_Task directions_
Take every line that has the string "Waiter" and copy it out.

_Collected data entries_

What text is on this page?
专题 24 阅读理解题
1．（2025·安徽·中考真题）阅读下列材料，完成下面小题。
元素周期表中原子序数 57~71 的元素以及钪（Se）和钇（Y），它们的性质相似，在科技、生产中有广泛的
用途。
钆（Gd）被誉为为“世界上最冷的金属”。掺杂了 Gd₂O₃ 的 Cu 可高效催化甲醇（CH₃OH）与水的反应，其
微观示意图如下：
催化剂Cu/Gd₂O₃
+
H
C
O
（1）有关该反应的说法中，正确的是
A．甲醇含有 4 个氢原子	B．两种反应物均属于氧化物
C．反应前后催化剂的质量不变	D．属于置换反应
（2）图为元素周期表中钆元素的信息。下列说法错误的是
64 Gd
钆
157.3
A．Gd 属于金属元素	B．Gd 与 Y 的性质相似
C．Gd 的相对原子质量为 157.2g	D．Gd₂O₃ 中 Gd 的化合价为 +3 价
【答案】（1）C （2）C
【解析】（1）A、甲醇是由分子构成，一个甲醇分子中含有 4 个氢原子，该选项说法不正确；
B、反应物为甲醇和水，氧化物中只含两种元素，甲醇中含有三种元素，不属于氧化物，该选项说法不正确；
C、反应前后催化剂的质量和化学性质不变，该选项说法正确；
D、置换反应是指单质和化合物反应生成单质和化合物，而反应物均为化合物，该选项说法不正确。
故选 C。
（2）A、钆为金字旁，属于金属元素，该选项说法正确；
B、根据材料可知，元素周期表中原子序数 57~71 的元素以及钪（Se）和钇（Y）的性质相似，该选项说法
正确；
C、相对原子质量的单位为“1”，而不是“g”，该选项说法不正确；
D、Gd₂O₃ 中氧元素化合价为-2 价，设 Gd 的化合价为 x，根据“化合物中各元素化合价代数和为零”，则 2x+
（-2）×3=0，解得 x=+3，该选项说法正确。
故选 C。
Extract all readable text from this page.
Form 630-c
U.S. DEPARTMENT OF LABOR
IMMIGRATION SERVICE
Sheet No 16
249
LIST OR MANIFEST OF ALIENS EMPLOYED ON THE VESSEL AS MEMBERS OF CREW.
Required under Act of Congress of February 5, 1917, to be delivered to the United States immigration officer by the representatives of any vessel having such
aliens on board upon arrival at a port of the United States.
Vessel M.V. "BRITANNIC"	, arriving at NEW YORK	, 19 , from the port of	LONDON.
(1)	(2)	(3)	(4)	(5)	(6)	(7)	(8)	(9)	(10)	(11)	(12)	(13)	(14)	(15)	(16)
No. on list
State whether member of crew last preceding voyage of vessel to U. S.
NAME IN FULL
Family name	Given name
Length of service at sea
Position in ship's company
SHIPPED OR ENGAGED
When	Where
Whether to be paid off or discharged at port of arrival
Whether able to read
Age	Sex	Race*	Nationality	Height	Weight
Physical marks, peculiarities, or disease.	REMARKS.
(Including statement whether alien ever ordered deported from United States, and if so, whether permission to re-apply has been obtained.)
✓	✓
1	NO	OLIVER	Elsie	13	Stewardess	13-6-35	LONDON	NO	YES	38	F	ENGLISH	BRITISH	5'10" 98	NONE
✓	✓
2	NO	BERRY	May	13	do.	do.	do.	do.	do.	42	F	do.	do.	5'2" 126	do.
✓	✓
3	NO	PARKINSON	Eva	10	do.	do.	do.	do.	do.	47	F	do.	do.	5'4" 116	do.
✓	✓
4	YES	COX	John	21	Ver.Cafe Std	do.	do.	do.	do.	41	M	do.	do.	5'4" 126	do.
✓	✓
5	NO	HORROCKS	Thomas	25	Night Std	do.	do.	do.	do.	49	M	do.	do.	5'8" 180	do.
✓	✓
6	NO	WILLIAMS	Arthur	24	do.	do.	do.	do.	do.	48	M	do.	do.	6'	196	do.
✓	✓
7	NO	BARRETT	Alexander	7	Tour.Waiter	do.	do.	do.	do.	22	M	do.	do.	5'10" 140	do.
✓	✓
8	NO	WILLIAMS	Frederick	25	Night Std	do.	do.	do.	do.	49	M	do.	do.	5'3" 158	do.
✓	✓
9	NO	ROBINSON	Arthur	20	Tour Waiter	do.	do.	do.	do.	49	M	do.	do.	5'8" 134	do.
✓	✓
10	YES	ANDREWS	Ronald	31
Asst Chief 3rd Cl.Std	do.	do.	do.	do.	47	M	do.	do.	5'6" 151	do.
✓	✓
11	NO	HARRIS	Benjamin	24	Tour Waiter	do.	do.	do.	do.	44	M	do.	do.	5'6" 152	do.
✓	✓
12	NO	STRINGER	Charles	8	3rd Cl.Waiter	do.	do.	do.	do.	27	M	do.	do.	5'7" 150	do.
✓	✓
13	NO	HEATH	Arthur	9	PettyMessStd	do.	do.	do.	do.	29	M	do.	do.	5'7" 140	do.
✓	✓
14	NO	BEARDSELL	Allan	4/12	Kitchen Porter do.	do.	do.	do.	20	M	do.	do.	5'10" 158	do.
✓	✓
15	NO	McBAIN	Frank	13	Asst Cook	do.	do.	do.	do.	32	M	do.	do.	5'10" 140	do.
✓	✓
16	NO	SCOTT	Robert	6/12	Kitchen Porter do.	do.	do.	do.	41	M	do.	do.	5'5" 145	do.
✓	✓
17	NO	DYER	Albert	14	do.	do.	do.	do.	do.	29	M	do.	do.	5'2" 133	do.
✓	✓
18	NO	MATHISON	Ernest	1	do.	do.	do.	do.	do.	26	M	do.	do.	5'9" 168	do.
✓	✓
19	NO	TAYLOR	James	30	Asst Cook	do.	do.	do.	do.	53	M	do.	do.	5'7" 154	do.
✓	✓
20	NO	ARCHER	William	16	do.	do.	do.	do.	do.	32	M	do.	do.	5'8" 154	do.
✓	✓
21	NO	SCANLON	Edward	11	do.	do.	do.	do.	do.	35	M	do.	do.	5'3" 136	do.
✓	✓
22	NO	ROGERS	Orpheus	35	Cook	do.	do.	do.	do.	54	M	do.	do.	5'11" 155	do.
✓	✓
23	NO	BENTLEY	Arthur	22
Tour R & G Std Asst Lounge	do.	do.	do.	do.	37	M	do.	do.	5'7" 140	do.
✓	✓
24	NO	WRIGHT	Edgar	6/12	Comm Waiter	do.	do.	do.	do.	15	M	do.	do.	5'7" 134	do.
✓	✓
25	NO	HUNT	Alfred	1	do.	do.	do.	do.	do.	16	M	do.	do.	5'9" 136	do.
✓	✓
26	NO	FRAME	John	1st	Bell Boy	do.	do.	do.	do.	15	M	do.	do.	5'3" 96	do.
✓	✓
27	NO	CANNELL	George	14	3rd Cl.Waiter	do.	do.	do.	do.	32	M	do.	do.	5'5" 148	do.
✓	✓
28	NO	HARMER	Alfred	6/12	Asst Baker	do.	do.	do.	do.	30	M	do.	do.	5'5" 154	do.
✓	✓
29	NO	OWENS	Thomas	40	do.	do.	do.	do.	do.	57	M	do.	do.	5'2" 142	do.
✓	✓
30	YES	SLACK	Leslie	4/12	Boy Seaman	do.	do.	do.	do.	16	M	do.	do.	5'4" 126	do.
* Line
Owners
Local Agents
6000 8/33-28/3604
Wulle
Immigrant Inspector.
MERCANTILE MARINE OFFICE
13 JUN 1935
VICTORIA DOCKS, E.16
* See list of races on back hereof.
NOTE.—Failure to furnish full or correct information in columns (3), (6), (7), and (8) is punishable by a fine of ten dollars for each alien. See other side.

_Exercise answer_
7	NO	BARRETT	Alexander	7	Tour.Waiter	do.	do.	do.	do.	22	M	do.	do.	5'10" 140	do.
9	NO	ROBINSON	Arthur	20	Tour Waiter	do.	do.	do.	do.	49	M	do.	do.	5'8" 134	do.
11	NO	HARRIS	Benjamin	24	Tour Waiter	do.	do.	do.	do.	44	M	do.	do.	5'6" 152	do.
12	NO	STRINGER	Charles	8	3rd Cl.Waiter	do.	do.	do.	do.	27	M	do.	do.	5'7" 150	do.
24	NO	WRIGHT	Edgar	6/12	Comm Waiter	do.	do.	do.	do.	15	M	do.	do.	5'7" 134	do.
27	NO	CANNELL	George	14	3rd Cl.Waiter	do.	do.	do.	do.	32	M	do.	do.	5'5" 148	do.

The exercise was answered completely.